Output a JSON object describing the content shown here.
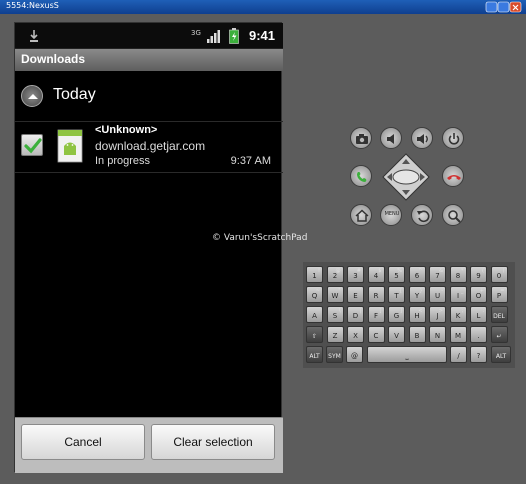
{
  "window": {
    "title": "5554:NexusS"
  },
  "status_bar": {
    "clock": "9:41",
    "network": "3G",
    "icons": [
      "download-notification-icon",
      "signal-bars-icon",
      "battery-charging-icon"
    ]
  },
  "app": {
    "title": "Downloads"
  },
  "group": {
    "label": "Today"
  },
  "download": {
    "name": "<Unknown>",
    "host": "download.getjar.com",
    "status": "In progress",
    "time": "9:37 AM",
    "checked": true
  },
  "buttons": {
    "cancel": "Cancel",
    "clear": "Clear selection"
  },
  "watermark": "© Varun'sScratchPad",
  "controls": {
    "top_row": [
      "camera-icon",
      "volume-down-icon",
      "volume-up-icon",
      "power-icon"
    ],
    "middle_row": [
      "call-icon",
      "dpad",
      "end-call-icon"
    ],
    "bottom_row": [
      "home-icon",
      "menu-icon",
      "back-icon",
      "search-icon"
    ],
    "menu_label": "MENU"
  },
  "keyboard": {
    "row1": [
      [
        "1",
        "!"
      ],
      [
        "2",
        "@"
      ],
      [
        "3",
        "#"
      ],
      [
        "4",
        "$"
      ],
      [
        "5",
        "%"
      ],
      [
        "6",
        "^"
      ],
      [
        "7",
        "&"
      ],
      [
        "8",
        "*"
      ],
      [
        "9",
        "("
      ],
      [
        "0",
        ")"
      ]
    ],
    "row2": [
      [
        "Q",
        "~"
      ],
      [
        "W",
        "\""
      ],
      [
        "E",
        "'"
      ],
      [
        "R",
        ""
      ],
      [
        "T",
        "{"
      ],
      [
        "Y",
        "}"
      ],
      [
        "U",
        "-"
      ],
      [
        "I",
        "_"
      ],
      [
        "O",
        "+"
      ],
      [
        "P",
        "="
      ]
    ],
    "row3": [
      [
        "A",
        ""
      ],
      [
        "S",
        "\\"
      ],
      [
        "D",
        "|"
      ],
      [
        "F",
        "["
      ],
      [
        "G",
        "]"
      ],
      [
        "H",
        "<"
      ],
      [
        "J",
        ">"
      ],
      [
        "K",
        ";"
      ],
      [
        "L",
        ":"
      ],
      [
        "DEL",
        ""
      ]
    ],
    "row4": [
      [
        "⇧",
        ""
      ],
      [
        "Z",
        ""
      ],
      [
        "X",
        ""
      ],
      [
        "C",
        ""
      ],
      [
        "V",
        ""
      ],
      [
        "B",
        ""
      ],
      [
        "N",
        ""
      ],
      [
        "M",
        ""
      ],
      [
        ".",
        ""
      ],
      [
        "↵",
        ""
      ]
    ],
    "row5": {
      "alt_left": "ALT",
      "sym": "SYM",
      "at": "@",
      "space": "⎵",
      "slash": "/",
      "question": "?",
      "comma": ",",
      "alt_right": "ALT"
    }
  },
  "colors": {
    "accent_green": "#3cb03c",
    "end_red": "#d03030",
    "appbar": "#6e6e6e",
    "background": "#5c5c5c"
  }
}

################

BRIEF:
Copy the listing over exactly, skipping the pictures it holds.

WRITTEN RESPONSE:
Output a JSON object describing the content shown here.
{
  "window": {
    "title": "5554:NexusS"
  },
  "status_bar": {
    "clock": "9:41",
    "network": "3G",
    "icons": [
      "download-notification-icon",
      "signal-bars-icon",
      "battery-charging-icon"
    ]
  },
  "app": {
    "title": "Downloads"
  },
  "group": {
    "label": "Today"
  },
  "download": {
    "name": "<Unknown>",
    "host": "download.getjar.com",
    "status": "In progress",
    "time": "9:37 AM",
    "checked": true
  },
  "buttons": {
    "cancel": "Cancel",
    "clear": "Clear selection"
  },
  "watermark": "© Varun'sScratchPad",
  "controls": {
    "top_row": [
      "camera-icon",
      "volume-down-icon",
      "volume-up-icon",
      "power-icon"
    ],
    "middle_row": [
      "call-icon",
      "dpad",
      "end-call-icon"
    ],
    "bottom_row": [
      "home-icon",
      "menu-icon",
      "back-icon",
      "search-icon"
    ],
    "menu_label": "MENU"
  },
  "keyboard": {
    "row1": [
      [
        "1",
        "!"
      ],
      [
        "2",
        "@"
      ],
      [
        "3",
        "#"
      ],
      [
        "4",
        "$"
      ],
      [
        "5",
        "%"
      ],
      [
        "6",
        "^"
      ],
      [
        "7",
        "&"
      ],
      [
        "8",
        "*"
      ],
      [
        "9",
        "("
      ],
      [
        "0",
        ")"
      ]
    ],
    "row2": [
      [
        "Q",
        "~"
      ],
      [
        "W",
        "\""
      ],
      [
        "E",
        "'"
      ],
      [
        "R",
        ""
      ],
      [
        "T",
        "{"
      ],
      [
        "Y",
        "}"
      ],
      [
        "U",
        "-"
      ],
      [
        "I",
        "_"
      ],
      [
        "O",
        "+"
      ],
      [
        "P",
        "="
      ]
    ],
    "row3": [
      [
        "A",
        ""
      ],
      [
        "S",
        "\\"
      ],
      [
        "D",
        "|"
      ],
      [
        "F",
        "["
      ],
      [
        "G",
        "]"
      ],
      [
        "H",
        "<"
      ],
      [
        "J",
        ">"
      ],
      [
        "K",
        ";"
      ],
      [
        "L",
        ":"
      ],
      [
        "DEL",
        ""
      ]
    ],
    "row4": [
      [
        "⇧",
        ""
      ],
      [
        "Z",
        ""
      ],
      [
        "X",
        ""
      ],
      [
        "C",
        ""
      ],
      [
        "V",
        ""
      ],
      [
        "B",
        ""
      ],
      [
        "N",
        ""
      ],
      [
        "M",
        ""
      ],
      [
        ".",
        ""
      ],
      [
        "↵",
        ""
      ]
    ],
    "row5": {
      "alt_left": "ALT",
      "sym": "SYM",
      "at": "@",
      "space": "⎵",
      "slash": "/",
      "question": "?",
      "comma": ",",
      "alt_right": "ALT"
    }
  },
  "colors": {
    "accent_green": "#3cb03c",
    "end_red": "#d03030",
    "appbar": "#6e6e6e",
    "background": "#5c5c5c"
  }
}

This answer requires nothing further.